# What this task involves
Spot each line that carries the word "houses"; copy those lines.

# Data rows
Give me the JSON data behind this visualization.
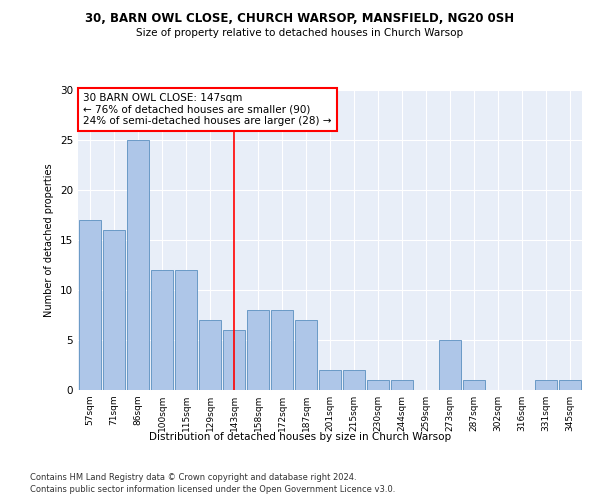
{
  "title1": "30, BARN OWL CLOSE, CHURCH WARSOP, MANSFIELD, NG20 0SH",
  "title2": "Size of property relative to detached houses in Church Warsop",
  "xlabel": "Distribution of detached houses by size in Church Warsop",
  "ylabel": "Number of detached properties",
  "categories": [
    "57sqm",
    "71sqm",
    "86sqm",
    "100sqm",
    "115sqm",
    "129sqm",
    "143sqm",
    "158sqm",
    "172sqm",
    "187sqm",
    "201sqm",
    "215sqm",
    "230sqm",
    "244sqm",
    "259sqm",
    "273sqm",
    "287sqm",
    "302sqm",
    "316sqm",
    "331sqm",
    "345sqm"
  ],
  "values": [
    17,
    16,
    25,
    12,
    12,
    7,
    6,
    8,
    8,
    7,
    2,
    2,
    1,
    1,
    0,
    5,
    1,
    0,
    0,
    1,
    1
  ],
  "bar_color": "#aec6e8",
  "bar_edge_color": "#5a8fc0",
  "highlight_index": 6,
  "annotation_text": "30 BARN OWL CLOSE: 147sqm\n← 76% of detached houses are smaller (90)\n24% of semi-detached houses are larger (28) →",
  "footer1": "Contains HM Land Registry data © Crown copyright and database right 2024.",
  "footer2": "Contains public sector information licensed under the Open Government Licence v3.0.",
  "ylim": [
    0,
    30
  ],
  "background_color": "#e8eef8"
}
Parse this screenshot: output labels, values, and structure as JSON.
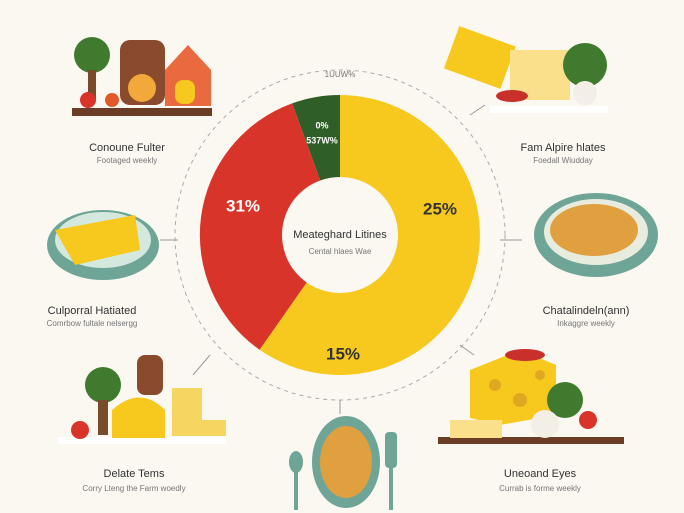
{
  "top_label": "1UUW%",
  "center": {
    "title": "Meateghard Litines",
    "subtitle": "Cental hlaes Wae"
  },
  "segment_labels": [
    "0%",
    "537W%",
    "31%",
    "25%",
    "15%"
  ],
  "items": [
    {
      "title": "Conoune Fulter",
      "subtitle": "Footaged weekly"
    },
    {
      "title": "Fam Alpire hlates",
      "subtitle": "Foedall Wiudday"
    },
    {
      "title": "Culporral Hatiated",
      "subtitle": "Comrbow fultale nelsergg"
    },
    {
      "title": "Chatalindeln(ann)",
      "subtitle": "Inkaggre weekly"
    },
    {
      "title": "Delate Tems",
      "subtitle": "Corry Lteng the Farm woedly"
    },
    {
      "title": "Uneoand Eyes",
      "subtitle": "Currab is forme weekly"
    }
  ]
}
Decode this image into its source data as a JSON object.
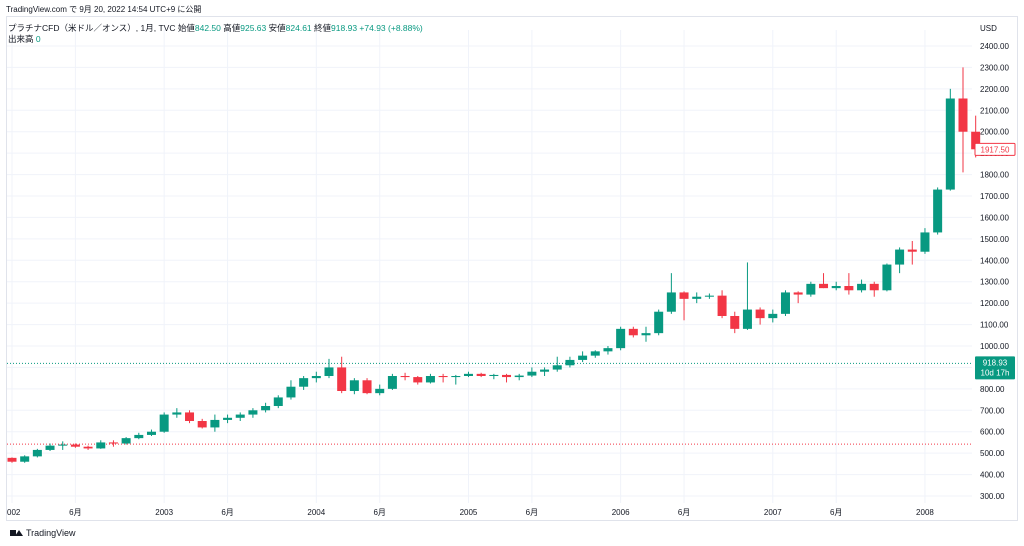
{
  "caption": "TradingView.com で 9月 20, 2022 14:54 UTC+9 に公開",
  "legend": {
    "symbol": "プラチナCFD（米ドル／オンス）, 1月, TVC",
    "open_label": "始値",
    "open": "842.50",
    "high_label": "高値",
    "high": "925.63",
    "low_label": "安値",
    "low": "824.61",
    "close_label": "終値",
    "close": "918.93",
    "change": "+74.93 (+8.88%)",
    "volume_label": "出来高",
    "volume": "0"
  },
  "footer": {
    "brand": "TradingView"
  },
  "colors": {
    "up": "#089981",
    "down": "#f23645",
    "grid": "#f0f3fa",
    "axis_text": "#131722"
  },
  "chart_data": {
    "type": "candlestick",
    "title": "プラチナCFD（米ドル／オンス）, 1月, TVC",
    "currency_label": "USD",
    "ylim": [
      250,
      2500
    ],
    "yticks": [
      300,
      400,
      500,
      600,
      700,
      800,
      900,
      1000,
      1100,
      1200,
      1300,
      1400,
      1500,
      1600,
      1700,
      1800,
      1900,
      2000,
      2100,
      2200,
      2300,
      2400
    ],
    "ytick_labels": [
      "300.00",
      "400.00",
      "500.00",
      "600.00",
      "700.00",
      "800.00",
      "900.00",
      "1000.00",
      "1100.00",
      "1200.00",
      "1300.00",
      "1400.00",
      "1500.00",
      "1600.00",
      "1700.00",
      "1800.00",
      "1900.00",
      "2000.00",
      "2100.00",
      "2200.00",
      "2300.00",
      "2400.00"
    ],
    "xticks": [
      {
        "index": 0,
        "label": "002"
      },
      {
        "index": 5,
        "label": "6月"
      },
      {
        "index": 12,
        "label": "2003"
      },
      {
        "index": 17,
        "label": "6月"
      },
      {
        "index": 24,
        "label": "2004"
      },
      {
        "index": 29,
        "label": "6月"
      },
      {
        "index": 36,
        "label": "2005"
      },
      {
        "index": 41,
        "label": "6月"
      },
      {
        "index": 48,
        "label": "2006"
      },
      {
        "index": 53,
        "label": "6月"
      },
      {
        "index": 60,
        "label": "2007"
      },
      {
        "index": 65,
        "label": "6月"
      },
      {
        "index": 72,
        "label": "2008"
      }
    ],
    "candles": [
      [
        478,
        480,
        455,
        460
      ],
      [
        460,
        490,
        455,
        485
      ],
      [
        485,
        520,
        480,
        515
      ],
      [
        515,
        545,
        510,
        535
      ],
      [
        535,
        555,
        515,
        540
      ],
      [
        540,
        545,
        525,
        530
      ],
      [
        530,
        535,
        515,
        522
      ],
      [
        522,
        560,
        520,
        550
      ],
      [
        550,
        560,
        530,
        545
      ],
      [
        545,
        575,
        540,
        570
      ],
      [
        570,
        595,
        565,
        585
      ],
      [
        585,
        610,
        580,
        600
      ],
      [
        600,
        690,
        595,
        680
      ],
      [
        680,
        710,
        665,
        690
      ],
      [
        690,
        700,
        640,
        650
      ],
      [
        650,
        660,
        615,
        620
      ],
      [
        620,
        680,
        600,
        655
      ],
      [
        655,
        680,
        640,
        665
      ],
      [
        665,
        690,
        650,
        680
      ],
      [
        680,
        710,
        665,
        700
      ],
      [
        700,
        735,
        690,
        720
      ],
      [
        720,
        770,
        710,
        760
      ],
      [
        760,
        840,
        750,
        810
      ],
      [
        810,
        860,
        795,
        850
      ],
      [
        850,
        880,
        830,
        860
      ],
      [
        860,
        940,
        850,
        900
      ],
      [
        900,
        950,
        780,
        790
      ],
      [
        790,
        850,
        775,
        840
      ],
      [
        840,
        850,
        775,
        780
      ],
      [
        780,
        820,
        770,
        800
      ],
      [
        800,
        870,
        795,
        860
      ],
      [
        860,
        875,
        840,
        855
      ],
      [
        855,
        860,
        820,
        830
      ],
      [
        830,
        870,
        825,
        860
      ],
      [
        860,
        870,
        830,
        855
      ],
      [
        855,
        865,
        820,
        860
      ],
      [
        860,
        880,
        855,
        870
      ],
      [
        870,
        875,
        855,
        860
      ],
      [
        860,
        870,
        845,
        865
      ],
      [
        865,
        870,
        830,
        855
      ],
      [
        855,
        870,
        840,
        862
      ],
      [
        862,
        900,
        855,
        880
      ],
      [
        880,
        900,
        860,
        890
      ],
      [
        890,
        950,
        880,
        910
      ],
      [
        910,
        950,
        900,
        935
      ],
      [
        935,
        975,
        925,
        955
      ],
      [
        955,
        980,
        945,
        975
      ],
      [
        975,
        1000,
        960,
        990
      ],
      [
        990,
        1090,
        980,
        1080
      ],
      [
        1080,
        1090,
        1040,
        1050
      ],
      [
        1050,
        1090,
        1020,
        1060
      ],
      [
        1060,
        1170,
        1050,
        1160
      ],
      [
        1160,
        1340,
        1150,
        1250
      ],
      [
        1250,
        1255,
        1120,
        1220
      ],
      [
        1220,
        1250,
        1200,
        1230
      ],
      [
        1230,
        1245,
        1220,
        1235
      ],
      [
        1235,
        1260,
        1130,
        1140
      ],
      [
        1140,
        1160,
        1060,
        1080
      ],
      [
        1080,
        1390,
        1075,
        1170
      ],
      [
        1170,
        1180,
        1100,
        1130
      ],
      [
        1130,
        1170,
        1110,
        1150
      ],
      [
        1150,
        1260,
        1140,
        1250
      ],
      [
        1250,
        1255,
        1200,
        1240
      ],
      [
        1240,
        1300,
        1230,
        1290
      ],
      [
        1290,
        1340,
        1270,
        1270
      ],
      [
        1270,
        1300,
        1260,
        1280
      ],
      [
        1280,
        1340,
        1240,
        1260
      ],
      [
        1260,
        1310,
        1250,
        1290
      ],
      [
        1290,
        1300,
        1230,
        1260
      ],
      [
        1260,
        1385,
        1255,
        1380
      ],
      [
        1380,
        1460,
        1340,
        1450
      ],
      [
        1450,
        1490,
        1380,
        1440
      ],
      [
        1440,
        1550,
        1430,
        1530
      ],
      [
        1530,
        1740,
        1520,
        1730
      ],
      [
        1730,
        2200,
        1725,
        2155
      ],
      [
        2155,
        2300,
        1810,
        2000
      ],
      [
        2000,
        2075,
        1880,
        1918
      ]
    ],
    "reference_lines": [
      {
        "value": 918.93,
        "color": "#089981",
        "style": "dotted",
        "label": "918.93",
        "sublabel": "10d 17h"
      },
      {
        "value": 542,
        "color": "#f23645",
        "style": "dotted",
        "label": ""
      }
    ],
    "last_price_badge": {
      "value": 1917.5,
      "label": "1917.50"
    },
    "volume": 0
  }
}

# Response to this exercise
  "title2": "Size of property relative to detached houses in Church Warsop",
  "xlabel": "Distribution of detached houses by size in Church Warsop",
  "annotation_text": "30 BARN OWL CLOSE: 147sqm\n← 76% of detached houses are smaller (90)\n24% of semi-detached houses are larger (28) →",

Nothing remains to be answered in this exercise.